### WRITTEN EXERCISE:
Write out the records again, exactly, leaving none out.

### LISTED RECORDS:
————————
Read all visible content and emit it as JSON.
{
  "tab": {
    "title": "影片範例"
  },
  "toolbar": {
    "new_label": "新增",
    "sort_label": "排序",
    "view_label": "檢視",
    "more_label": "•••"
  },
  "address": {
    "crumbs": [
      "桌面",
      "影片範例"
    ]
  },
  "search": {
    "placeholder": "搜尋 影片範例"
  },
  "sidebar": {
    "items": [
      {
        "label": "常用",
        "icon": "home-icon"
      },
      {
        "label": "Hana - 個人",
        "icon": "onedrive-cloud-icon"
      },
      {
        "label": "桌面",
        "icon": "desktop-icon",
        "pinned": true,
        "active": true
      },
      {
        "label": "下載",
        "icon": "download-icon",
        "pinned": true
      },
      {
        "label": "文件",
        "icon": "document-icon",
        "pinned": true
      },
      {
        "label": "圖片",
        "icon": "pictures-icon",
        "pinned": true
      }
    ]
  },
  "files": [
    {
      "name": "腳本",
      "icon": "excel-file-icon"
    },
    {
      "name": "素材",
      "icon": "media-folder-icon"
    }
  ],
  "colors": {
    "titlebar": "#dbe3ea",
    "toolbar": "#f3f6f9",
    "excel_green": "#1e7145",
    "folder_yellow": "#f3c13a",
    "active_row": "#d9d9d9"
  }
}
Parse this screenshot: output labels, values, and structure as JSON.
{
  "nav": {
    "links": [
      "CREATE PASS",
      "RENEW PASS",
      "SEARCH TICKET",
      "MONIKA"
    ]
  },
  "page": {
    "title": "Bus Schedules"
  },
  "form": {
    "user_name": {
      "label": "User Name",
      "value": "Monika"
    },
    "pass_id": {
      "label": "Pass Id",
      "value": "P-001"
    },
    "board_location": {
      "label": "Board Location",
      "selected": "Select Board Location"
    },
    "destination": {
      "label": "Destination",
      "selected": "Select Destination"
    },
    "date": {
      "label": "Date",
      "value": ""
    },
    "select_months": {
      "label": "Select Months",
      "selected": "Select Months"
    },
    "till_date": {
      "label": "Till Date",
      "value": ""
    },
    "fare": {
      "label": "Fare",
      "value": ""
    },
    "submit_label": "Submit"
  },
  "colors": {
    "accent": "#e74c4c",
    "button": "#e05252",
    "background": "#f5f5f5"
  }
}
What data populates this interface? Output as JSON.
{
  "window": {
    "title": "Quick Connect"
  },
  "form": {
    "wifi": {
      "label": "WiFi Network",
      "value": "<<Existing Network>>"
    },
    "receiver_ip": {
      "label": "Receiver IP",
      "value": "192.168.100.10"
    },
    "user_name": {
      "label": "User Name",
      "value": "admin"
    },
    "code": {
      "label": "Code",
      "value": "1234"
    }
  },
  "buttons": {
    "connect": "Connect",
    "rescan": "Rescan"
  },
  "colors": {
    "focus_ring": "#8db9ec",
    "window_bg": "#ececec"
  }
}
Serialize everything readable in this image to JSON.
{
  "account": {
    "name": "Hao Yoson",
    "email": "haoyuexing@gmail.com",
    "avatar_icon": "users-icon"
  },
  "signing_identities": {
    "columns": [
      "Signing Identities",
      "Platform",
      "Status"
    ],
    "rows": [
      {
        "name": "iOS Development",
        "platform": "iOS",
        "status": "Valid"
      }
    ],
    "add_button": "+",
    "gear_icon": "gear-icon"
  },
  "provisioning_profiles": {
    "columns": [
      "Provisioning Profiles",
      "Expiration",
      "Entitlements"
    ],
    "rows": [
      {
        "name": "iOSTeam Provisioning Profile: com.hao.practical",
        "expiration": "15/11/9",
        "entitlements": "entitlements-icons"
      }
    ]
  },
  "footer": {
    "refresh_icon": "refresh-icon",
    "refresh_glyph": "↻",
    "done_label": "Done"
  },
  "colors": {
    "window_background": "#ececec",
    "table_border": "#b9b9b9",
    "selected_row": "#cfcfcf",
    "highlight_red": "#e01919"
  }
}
————————
### SOLUTION TO THIS EXERCISE:
Read all visible content and emit it as JSON.
{
  "tab": {
    "title": "影片範例"
  },
  "toolbar": {
    "new_label": "新增",
    "sort_label": "排序",
    "view_label": "檢視",
    "more_label": "•••"
  },
  "address": {
    "crumbs": [
      "桌面",
      "影片範例"
    ]
  },
  "search": {
    "placeholder": "搜尋 影片範例"
  },
  "sidebar": {
    "items": [
      {
        "label": "常用",
        "icon": "home-icon"
      },
      {
        "label": "Hana - 個人",
        "icon": "onedrive-cloud-icon"
      },
      {
        "label": "桌面",
        "icon": "desktop-icon",
        "pinned": true,
        "active": true
      },
      {
        "label": "下載",
        "icon": "download-icon",
        "pinned": true
      },
      {
        "label": "文件",
        "icon": "document-icon",
        "pinned": true
      },
      {
        "label": "圖片",
        "icon": "pictures-icon",
        "pinned": true
      }
    ]
  },
  "files": [
    {
      "name": "腳本",
      "icon": "excel-file-icon"
    },
    {
      "name": "素材",
      "icon": "media-folder-icon"
    }
  ],
  "colors": {
    "titlebar": "#dbe3ea",
    "toolbar": "#f3f6f9",
    "excel_green": "#1e7145",
    "folder_yellow": "#f3c13a",
    "active_row": "#d9d9d9"
  }
}
Parse this screenshot: output labels, values, and structure as JSON.
{
  "nav": {
    "links": [
      "CREATE PASS",
      "RENEW PASS",
      "SEARCH TICKET",
      "MONIKA"
    ]
  },
  "page": {
    "title": "Bus Schedules"
  },
  "form": {
    "user_name": {
      "label": "User Name",
      "value": "Monika"
    },
    "pass_id": {
      "label": "Pass Id",
      "value": "P-001"
    },
    "board_location": {
      "label": "Board Location",
      "selected": "Select Board Location"
    },
    "destination": {
      "label": "Destination",
      "selected": "Select Destination"
    },
    "date": {
      "label": "Date",
      "value": ""
    },
    "select_months": {
      "label": "Select Months",
      "selected": "Select Months"
    },
    "till_date": {
      "label": "Till Date",
      "value": ""
    },
    "fare": {
      "label": "Fare",
      "value": ""
    },
    "submit_label": "Submit"
  },
  "colors": {
    "accent": "#e74c4c",
    "button": "#e05252",
    "background": "#f5f5f5"
  }
}
What data populates this interface? Output as JSON.
{
  "window": {
    "title": "Quick Connect"
  },
  "form": {
    "wifi": {
      "label": "WiFi Network",
      "value": "<<Existing Network>>"
    },
    "receiver_ip": {
      "label": "Receiver IP",
      "value": "192.168.100.10"
    },
    "user_name": {
      "label": "User Name",
      "value": "admin"
    },
    "code": {
      "label": "Code",
      "value": "1234"
    }
  },
  "buttons": {
    "connect": "Connect",
    "rescan": "Rescan"
  },
  "colors": {
    "focus_ring": "#8db9ec",
    "window_bg": "#ececec"
  }
}
Serialize everything readable in this image to JSON.
{
  "account": {
    "name": "Hao Yoson",
    "email": "haoyuexing@gmail.com",
    "avatar_icon": "users-icon"
  },
  "signing_identities": {
    "columns": [
      "Signing Identities",
      "Platform",
      "Status"
    ],
    "rows": [
      {
        "name": "iOS Development",
        "platform": "iOS",
        "status": "Valid"
      }
    ],
    "add_button": "+",
    "gear_icon": "gear-icon"
  },
  "provisioning_profiles": {
    "columns": [
      "Provisioning Profiles",
      "Expiration",
      "Entitlements"
    ],
    "rows": [
      {
        "name": "iOSTeam Provisioning Profile: com.hao.practical",
        "expiration": "15/11/9",
        "entitlements": "entitlements-icons"
      }
    ]
  },
  "footer": {
    "refresh_icon": "refresh-icon",
    "refresh_glyph": "↻",
    "done_label": "Done"
  },
  "colors": {
    "window_background": "#ececec",
    "table_border": "#b9b9b9",
    "selected_row": "#cfcfcf",
    "highlight_red": "#e01919"
  }
}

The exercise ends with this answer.